GIVEN REQUEST:
Write every line of the material out exactly as shown.
------ DATASET RECORDS ------
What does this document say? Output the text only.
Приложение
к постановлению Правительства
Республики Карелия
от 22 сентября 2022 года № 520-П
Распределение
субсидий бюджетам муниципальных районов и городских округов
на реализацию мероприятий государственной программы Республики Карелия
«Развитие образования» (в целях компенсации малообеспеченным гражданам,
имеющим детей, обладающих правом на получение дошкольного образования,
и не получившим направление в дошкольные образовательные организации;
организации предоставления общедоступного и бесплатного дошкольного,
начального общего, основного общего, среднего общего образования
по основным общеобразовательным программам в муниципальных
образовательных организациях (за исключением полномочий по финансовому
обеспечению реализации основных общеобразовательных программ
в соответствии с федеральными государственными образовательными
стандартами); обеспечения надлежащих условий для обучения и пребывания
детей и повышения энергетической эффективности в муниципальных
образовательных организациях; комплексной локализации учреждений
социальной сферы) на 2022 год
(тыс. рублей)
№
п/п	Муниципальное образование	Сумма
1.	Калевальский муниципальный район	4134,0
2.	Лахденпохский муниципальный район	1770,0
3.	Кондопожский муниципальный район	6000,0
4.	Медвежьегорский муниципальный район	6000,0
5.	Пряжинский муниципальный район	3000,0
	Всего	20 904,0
------
OUTPUT OF THE EXERCISE:
What does this document say? Output the text only.
Приложение
к постановлению Правительства
Республики Карелия
от 22 сентября 2022 года № 520-П
Распределение
субсидий бюджетам муниципальных районов и городских округов
на реализацию мероприятий государственной программы Республики Карелия
«Развитие образования» (в целях компенсации малообеспеченным гражданам,
имеющим детей, обладающих правом на получение дошкольного образования,
и не получившим направление в дошкольные образовательные организации;
организации предоставления общедоступного и бесплатного дошкольного,
начального общего, основного общего, среднего общего образования
по основным общеобразовательным программам в муниципальных
образовательных организациях (за исключением полномочий по финансовому
обеспечению реализации основных общеобразовательных программ
в соответствии с федеральными государственными образовательными
стандартами); обеспечения надлежащих условий для обучения и пребывания
детей и повышения энергетической эффективности в муниципальных
образовательных организациях; комплексной локализации учреждений
социальной сферы) на 2022 год
(тыс. рублей)
№
п/п	Муниципальное образование	Сумма
1.	Калевальский муниципальный район	4134,0
2.	Лахденпохский муниципальный район	1770,0
3.	Кондопожский муниципальный район	6000,0
4.	Медвежьегорский муниципальный район	6000,0
5.	Пряжинский муниципальный район	3000,0
	Всего	20 904,0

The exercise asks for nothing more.